→ **QUOTED TEXT**:
>> Start
While I'm studying the C language, I'm thinking about
ways to accomplish fast operations with Assembly code.
Something I'm trying to figure it out is how to perform
the comparison between strings of different lenghts in a faster
way than the C standard library can.
As an example, I'm going to do a search and match for strings
of lenght between 2 and an unknown number of characters
over a text file of 10 MB more or less.
The program's target is to verify what strings appear more often
and how many times they appear in the text file.
So the general idea is to start with the first 2 bytes of the text file
and compare them with all the 2 bytes strings I have in the text file,
except for the 2 bytes I've chosen, byte 1 and 2 I mean,
incrementing a counter each time I find a match.
After that I do the same moving 1 byte forward and taking two bytes
to compare with all the others, and so on.
When I finish with the 2 bytes strings, I start over with 3 bytes strings,
until I don't find any match. If I don't find a 12 bytes match, I can't find
any 13 or more bytes match as well, I mean.
At the moment I'm only concerned with the comparison of the two
strings, trying to do it in an efficient and fast way.
Surely many of you have already gone through this kind of problem.
I'd like some ideas, not necessarily the ASM code, but the ALGO you
have experimented and what kind of efficiency you have got from it.
If you feel like to do so, please explain what you have done and why
you think it is faster, smaller, smarter, ....er :P
Thanks
Frank
Are we talking about groups of bytes, or really strings? There are other threads about strcmp() algorithms.
Further, doing repetitive linear searches over the whole file makes little sense, it would make more sense to generate a hashing mechanism and hash everything in an initial pass, and perform subsequent searches down specific hash chains.
A simple hash key could be the first two characters of the string. With a reasonable distribution your search space would be a fraction of the whole file.
I'm thinking about "repetitive patterns of bytes", from 2 to n bytes, inside
a text file, or better a binary file with text inside, without line feed or newline.
A single big string of any lenght.
>> End
→ **EXERCISE TASK 1**: In the forum thread, what does the reply propose as a simple hash key?
The records that follow are separate from the forum thread and unrelated to it.

→ **RECORD EXCERPTS**:
>> Start
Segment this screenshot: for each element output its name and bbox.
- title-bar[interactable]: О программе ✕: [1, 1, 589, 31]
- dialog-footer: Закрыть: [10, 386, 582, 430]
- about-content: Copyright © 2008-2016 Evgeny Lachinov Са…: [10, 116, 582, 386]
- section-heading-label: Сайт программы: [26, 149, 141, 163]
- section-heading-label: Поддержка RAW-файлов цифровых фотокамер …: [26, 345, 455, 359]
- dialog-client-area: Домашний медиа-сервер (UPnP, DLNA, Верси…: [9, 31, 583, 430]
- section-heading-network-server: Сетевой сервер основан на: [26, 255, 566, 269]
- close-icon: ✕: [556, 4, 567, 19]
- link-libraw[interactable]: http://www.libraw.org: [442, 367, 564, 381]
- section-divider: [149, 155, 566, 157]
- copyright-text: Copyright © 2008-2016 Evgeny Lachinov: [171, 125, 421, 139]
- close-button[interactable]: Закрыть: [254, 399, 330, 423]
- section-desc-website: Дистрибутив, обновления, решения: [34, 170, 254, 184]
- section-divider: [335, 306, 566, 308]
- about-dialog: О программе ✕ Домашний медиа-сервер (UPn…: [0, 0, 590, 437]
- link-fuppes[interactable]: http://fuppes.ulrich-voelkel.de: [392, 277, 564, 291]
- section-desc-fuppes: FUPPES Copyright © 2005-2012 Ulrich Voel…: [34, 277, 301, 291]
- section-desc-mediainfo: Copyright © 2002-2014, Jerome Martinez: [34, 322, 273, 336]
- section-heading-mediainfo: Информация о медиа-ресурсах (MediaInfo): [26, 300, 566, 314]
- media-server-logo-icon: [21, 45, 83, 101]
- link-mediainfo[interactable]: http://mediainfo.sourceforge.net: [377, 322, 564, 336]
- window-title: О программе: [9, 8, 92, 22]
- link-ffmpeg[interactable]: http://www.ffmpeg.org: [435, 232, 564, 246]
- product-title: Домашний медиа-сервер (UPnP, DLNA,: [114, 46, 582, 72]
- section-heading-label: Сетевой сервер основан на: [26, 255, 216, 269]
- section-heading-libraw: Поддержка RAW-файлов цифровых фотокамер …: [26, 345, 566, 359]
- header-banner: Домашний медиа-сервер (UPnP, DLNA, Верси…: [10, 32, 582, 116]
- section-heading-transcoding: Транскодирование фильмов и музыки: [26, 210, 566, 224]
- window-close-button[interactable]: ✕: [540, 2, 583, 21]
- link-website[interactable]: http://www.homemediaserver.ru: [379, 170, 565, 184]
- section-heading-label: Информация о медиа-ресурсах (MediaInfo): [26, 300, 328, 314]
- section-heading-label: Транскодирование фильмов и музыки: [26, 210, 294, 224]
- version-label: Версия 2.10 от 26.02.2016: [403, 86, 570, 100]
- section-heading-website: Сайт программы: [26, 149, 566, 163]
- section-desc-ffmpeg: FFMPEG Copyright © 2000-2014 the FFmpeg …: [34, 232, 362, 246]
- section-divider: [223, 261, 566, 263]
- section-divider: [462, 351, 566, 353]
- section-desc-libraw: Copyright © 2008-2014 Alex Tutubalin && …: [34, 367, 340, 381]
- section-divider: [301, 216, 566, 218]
>> End
>> Start
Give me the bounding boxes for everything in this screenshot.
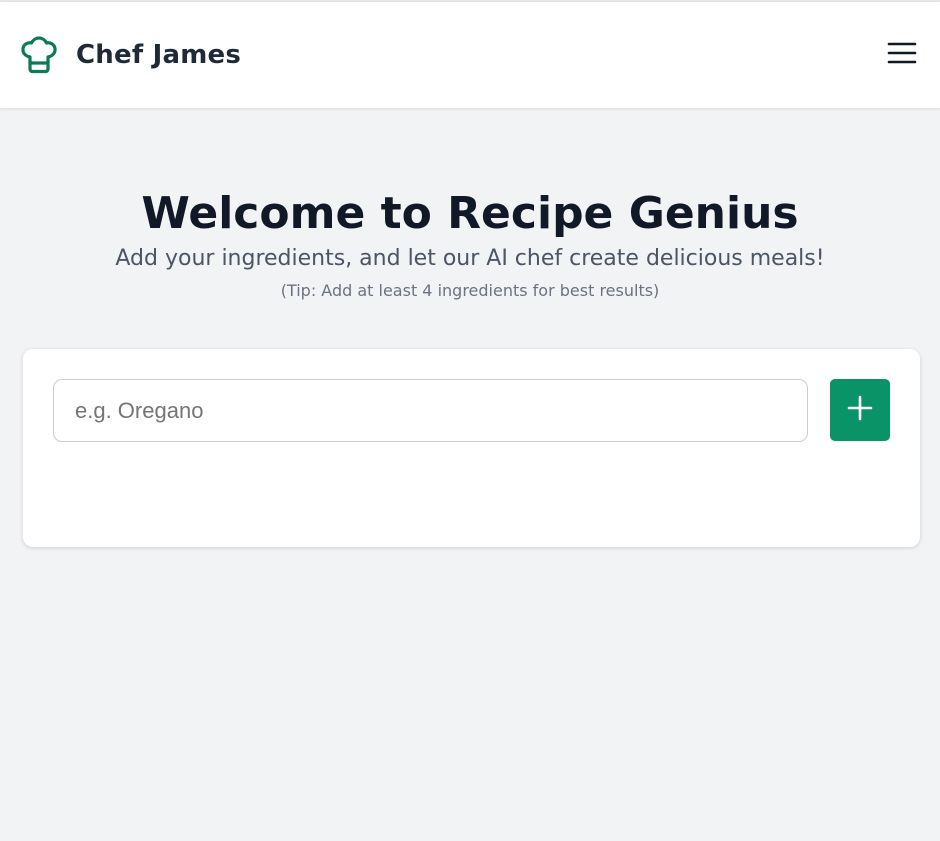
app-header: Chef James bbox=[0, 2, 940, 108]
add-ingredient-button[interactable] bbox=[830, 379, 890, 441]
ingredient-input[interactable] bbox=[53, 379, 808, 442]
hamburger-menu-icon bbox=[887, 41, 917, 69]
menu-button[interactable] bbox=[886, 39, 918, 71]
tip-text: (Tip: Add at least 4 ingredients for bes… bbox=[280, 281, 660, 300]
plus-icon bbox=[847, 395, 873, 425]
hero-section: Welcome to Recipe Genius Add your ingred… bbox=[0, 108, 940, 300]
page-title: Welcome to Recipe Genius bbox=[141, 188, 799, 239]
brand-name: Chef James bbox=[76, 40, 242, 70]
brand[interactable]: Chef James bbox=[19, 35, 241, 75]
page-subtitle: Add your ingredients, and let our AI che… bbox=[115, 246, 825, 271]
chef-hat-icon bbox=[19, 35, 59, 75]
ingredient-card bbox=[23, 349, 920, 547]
>> End
→ **EXERCISE TASK 2**: Recast the stretch of the records from the line containing "Segment this screenshot: for" through the line containing "- media-server-logo-icon: [21, 45, 83, 101]" as a Markdown table with the columns Row and Line. Give each line its row number and leave out blank lines.

→ **EXERCISE RESULT 1**: The first two characters of the string.

→ **EXERCISE RESULT 2**:
| Row | Line |
|---|---|
| 1 | Segment this screenshot: for each element output its name and bbox. |
| 2 | - title-bar[interactable]: О программе ✕: [1, 1, 589, 31] |
| 3 | - dialog-footer: Закрыть: [10, 386, 582, 430] |
| 4 | - about-content: Copyright © 2008-2016 Evgeny Lachinov Са…: [10, 116, 582, 386] |
| 5 | - section-heading-label: Сайт программы: [26, 149, 141, 163] |
| 6 | - section-heading-label: Поддержка RAW-файлов цифровых фотокамер …: [26, 345, 455, 359] |
| 7 | - dialog-client-area: Домашний медиа-сервер (UPnP, DLNA, Верси…: [9, 31, 583, 430] |
| 8 | - section-heading-network-server: Сетевой сервер основан на: [26, 255, 566, 269] |
| 9 | - close-icon: ✕: [556, 4, 567, 19] |
| 10 | - link-libraw[interactable]: http://www.libraw.org: [442, 367, 564, 381] |
| 11 | - section-divider: [149, 155, 566, 157] |
| 12 | - copyright-text: Copyright © 2008-2016 Evgeny Lachinov: [171, 125, 421, 139] |
| 13 | - close-button[interactable]: Закрыть: [254, 399, 330, 423] |
| 14 | - section-desc-website: Дистрибутив, обновления, решения: [34, 170, 254, 184] |
| 15 | - section-divider: [335, 306, 566, 308] |
| 16 | - about-dialog: О программе ✕ Домашний медиа-сервер (UPn…: [0, 0, 590, 437] |
| 17 | - link-fuppes[interactable]: http://fuppes.ulrich-voelkel.de: [392, 277, 564, 291] |
| 18 | - section-desc-fuppes: FUPPES Copyright © 2005-2012 Ulrich Voel…: [34, 277, 301, 291] |
| 19 | - section-desc-mediainfo: Copyright © 2002-2014, Jerome Martinez: [34, 322, 273, 336] |
| 20 | - section-heading-mediainfo: Информация о медиа-ресурсах (MediaInfo): [26, 300, 566, 314] |
| 21 | - media-server-logo-icon: [21, 45, 83, 101] |